* _STATED PROBLEM 1_: In the records, rewrite the stretch from the line containing "- x-tick-label: 2007: [97, 438, 130, 455]" through the line containing "List each element", replacing "series-line" with "trend-line" and leaving everything else unchanged.

/ Travel & Leisure

60 years of Which? – what are your memories?

60 years cover

Which? is officially 60 years old today. So what better way to celebrate than a brief stroll down memory lane, topped off with a quiz? Take a slice of our virtual cake and grab a cuppa for this special edition convo…

First off – 🎉🥂🎂!

In our 60 years we’ve achieved so much change for consumers, and as we look forward to our next 60 years we thought we’d challenge you all with a little walk down memory lane.

Over the past couple of weeks, we’ve heard from Which? Conversation community members John Ward and Wavechange about their Which? memories. While we still have more memories from members yet to come, we thought we’d mark our anniversary with a little quiz!

So here you go, test out your Which? knowledge with our Which? 60 years quiz:

We’ve come a long way since the days of our founders Michael Young and Dorothy and Ray Goodman. Back then they were testing out products in a garage in London’s Bethnal Green.

Last month, we paid a visit to co-founder Dorothy Goodman to share memories of our origins and award her with a lifetime achievement award. Dorothy said:

‘You’re still testing products and brands to make sure that they’re fit for purpose, albeit with more sophistication than the early days.’

‘The Which? Drive, determination, and values remain today, and that’s what I’m most proud of.’

So what are you proud of and what are your favourite memories of Which?’s work over the years? Oh, and how did you score in the quiz?

Chin says:
7 October 2017

Happy Birthday all of you 🙂

Good morning and Happy Birthday. I look forward to seeing more Which? staff dropping in to Conversation.

Although it should be said the rash of staff visiting these last few days has been very encouraging.

On what seem the best achievements, I would say being the first major ISP and content provider in the mid ’90s showed Which? was enabling those with prescience to make their mark. In also being one of the first to host the modern Forum, Which? scored a major first, as it did with the remarkable openness with which the top W? directors visited and engaged. They were extraordinary days.

Many congratulations Which? on your diamond anniversary. Here’s to another 60 years of consumer interest and support. Champers all round today 🙂

Seven out of ten. Geoffrey Howe, compulsory seat belts and super-complaints floored me. Happy birthday, by- the- way. I have no record of joining, but I believe it was in the sixties, when I could begin to afford the luxury of a magazine subscription. I think (but could be wrong) that I was able to buy individual magazines and was thus hooked. For many years I had Which as my I.S.P. and even after wracking my brains (autocorrected from brians, thanks Which) I can’t remember why I left. I have a happier memory, back in the early days, of sitting at home and reading a review of binoculars and finding that the Boots Pacer was a best buy and only ten pounds. I put the magazine down, went into town and secured a pair. I still have them and enjoy the view. A Which best buy dish washer graced the family home when they first became available. It hissed and swished and gurgled, but the dishes came out sparkling. It was the first of many! Which has been a bible for many purchases, but also has been a constant irritant when looking for something I’ve seen, and finding it either had not been tested, or that particular model was not listed in the table of results.

* _GIVEN RECORDS_:

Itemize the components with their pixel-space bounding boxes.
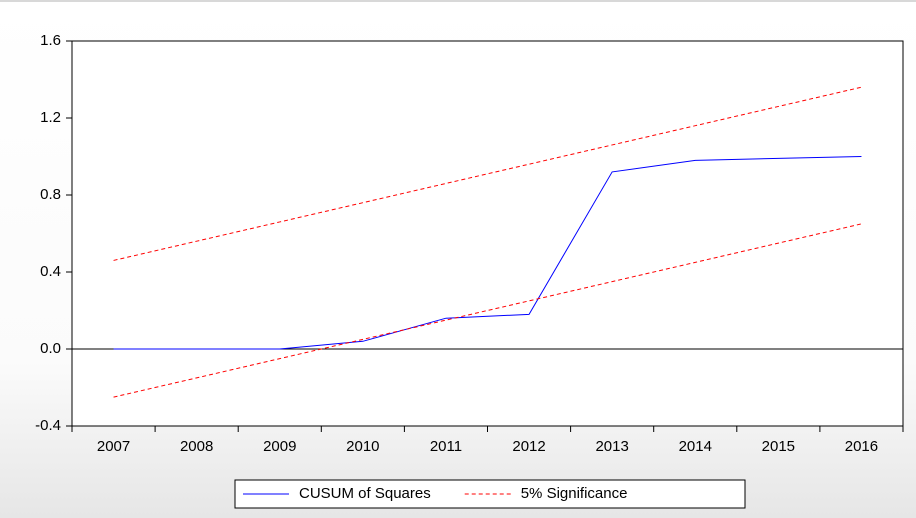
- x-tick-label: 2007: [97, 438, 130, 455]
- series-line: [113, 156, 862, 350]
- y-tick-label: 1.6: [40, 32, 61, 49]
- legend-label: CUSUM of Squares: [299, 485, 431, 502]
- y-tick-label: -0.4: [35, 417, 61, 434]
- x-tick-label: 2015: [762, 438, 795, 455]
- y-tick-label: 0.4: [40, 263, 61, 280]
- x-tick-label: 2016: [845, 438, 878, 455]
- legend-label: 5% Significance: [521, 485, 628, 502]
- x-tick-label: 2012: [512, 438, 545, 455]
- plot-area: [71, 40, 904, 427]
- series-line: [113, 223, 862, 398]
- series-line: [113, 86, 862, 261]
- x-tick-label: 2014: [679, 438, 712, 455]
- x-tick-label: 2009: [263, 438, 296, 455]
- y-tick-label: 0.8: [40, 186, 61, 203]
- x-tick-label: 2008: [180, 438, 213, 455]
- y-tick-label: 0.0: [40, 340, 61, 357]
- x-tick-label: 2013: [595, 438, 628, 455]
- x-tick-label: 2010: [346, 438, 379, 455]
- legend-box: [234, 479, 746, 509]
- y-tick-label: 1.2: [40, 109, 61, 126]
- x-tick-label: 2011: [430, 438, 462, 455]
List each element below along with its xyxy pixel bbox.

* * *

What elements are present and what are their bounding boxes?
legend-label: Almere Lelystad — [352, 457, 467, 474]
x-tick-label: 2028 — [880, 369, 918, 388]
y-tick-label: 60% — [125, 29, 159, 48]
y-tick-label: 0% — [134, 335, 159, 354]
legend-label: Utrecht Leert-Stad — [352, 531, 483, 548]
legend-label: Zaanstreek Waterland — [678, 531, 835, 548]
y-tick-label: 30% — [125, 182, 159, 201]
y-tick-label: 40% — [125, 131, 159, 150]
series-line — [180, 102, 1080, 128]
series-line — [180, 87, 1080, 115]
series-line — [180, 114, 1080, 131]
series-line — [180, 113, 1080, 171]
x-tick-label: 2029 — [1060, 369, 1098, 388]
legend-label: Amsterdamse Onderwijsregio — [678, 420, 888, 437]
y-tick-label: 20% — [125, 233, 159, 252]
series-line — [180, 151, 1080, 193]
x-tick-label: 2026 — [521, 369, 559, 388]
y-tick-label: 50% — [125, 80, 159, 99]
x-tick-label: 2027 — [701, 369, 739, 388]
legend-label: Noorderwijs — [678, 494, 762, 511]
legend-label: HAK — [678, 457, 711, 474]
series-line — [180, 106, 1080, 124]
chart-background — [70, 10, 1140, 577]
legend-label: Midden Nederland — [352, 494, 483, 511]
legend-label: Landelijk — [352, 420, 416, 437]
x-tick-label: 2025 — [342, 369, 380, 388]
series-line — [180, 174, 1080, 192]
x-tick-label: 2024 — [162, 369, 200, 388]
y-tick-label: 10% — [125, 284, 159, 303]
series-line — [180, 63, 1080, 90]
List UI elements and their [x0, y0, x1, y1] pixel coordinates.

* _STATED PROBLEM 2_: Output the stretch of the Which? anniversary post from "So what are" through "were extraordinary days.", copied word for word.

* _TASK ANSWER 1_:
- x-tick-label: 2007: [97, 438, 130, 455]
- trend-line: [113, 156, 862, 350]
- y-tick-label: 1.6: [40, 32, 61, 49]
- legend-label: CUSUM of Squares: [299, 485, 431, 502]
- y-tick-label: -0.4: [35, 417, 61, 434]
- x-tick-label: 2015: [762, 438, 795, 455]
- y-tick-label: 0.4: [40, 263, 61, 280]
- x-tick-label: 2016: [845, 438, 878, 455]
- legend-label: 5% Significance: [521, 485, 628, 502]
- x-tick-label: 2012: [512, 438, 545, 455]
- plot-area: [71, 40, 904, 427]
- trend-line: [113, 223, 862, 398]
- trend-line: [113, 86, 862, 261]
- x-tick-label: 2014: [679, 438, 712, 455]
- x-tick-label: 2009: [263, 438, 296, 455]
- y-tick-label: 0.8: [40, 186, 61, 203]
- x-tick-label: 2008: [180, 438, 213, 455]
- y-tick-label: 0.0: [40, 340, 61, 357]
- x-tick-label: 2013: [595, 438, 628, 455]
- x-tick-label: 2010: [346, 438, 379, 455]
- legend-box: [234, 479, 746, 509]
- y-tick-label: 1.2: [40, 109, 61, 126]
- x-tick-label: 2011: [430, 438, 462, 455]
List each element below along with its xyxy pixel bbox.

* _TASK ANSWER 2_:
So what are you proud of and what are your favourite memories of Which?’s work over the years? Oh, and how did you score in the quiz?

Chin says:
7 October 2017

Happy Birthday all of you 🙂

Good morning and Happy Birthday. I look forward to seeing more Which? staff dropping in to Conversation.

Although it should be said the rash of staff visiting these last few days has been very encouraging.

On what seem the best achievements, I would say being the first major ISP and content provider in the mid ’90s showed Which? was enabling those with prescience to make their mark. In also being one of the first to host the modern Forum, Which? scored a major first, as it did with the remarkable openness with which the top W? directors visited and engaged. They were extraordinary days.